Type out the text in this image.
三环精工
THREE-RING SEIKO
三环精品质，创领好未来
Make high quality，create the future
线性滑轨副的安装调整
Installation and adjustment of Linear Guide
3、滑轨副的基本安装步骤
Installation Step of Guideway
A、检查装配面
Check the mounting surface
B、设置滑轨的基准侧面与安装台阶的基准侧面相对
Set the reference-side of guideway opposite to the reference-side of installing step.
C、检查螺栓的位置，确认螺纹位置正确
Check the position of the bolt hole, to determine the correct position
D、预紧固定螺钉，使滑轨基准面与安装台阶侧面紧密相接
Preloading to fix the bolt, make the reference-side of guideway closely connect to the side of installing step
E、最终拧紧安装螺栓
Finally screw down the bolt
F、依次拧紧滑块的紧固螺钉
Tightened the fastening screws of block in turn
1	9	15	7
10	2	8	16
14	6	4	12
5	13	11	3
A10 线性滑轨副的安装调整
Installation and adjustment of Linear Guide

______

**Goal**
Repeat the data precisely, line by line.

**Correct result**
Type out the text in this image.
三环精工
THREE-RING SEIKO
三环精品质，创领好未来
Make high quality，create the future
线性滑轨副的安装调整
Installation and adjustment of Linear Guide
3、滑轨副的基本安装步骤
Installation Step of Guideway
A、检查装配面
Check the mounting surface
B、设置滑轨的基准侧面与安装台阶的基准侧面相对
Set the reference-side of guideway opposite to the reference-side of installing step.
C、检查螺栓的位置，确认螺纹位置正确
Check the position of the bolt hole, to determine the correct position
D、预紧固定螺钉，使滑轨基准面与安装台阶侧面紧密相接
Preloading to fix the bolt, make the reference-side of guideway closely connect to the side of installing step
E、最终拧紧安装螺栓
Finally screw down the bolt
F、依次拧紧滑块的紧固螺钉
Tightened the fastening screws of block in turn
1	9	15	7
10	2	8	16
14	6	4	12
5	13	11	3
A10 线性滑轨副的安装调整
Installation and adjustment of Linear Guide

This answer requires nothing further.